§ **TO DO**
Separate out the lines that hold "caption".

┌─ GIVEN DATA

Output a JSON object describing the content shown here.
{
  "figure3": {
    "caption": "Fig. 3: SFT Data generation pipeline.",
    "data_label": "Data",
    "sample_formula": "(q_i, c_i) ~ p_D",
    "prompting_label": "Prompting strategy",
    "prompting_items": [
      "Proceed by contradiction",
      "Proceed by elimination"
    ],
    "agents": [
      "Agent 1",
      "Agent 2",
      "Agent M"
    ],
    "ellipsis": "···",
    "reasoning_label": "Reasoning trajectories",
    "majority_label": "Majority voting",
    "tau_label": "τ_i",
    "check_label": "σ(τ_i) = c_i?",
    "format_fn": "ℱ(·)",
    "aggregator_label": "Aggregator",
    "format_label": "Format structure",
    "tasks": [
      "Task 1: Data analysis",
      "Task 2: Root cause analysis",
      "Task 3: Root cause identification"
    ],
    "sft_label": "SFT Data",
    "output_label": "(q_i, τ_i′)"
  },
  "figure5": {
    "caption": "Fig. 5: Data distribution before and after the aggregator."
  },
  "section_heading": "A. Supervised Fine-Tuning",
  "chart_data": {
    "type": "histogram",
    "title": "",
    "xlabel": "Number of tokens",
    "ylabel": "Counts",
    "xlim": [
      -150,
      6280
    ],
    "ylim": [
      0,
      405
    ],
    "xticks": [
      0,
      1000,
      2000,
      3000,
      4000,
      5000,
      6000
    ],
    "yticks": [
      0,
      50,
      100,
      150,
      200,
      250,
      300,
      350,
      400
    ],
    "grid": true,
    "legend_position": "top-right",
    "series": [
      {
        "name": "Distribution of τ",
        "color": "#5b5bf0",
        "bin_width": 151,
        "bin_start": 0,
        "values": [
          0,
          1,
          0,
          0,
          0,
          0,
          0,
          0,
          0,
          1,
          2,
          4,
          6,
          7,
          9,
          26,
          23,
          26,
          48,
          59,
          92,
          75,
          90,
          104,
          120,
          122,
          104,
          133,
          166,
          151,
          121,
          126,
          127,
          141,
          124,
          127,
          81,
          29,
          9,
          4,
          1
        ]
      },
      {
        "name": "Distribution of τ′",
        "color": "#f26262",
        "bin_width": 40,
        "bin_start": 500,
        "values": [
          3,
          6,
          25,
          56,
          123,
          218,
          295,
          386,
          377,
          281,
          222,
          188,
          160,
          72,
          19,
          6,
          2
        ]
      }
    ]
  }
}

└─

§ **RESPONSE TO THIS TASK**
    "caption": "Fig. 3: SFT Data generation pipeline.",
    "caption": "Fig. 5: Data distribution before and after the aggregator."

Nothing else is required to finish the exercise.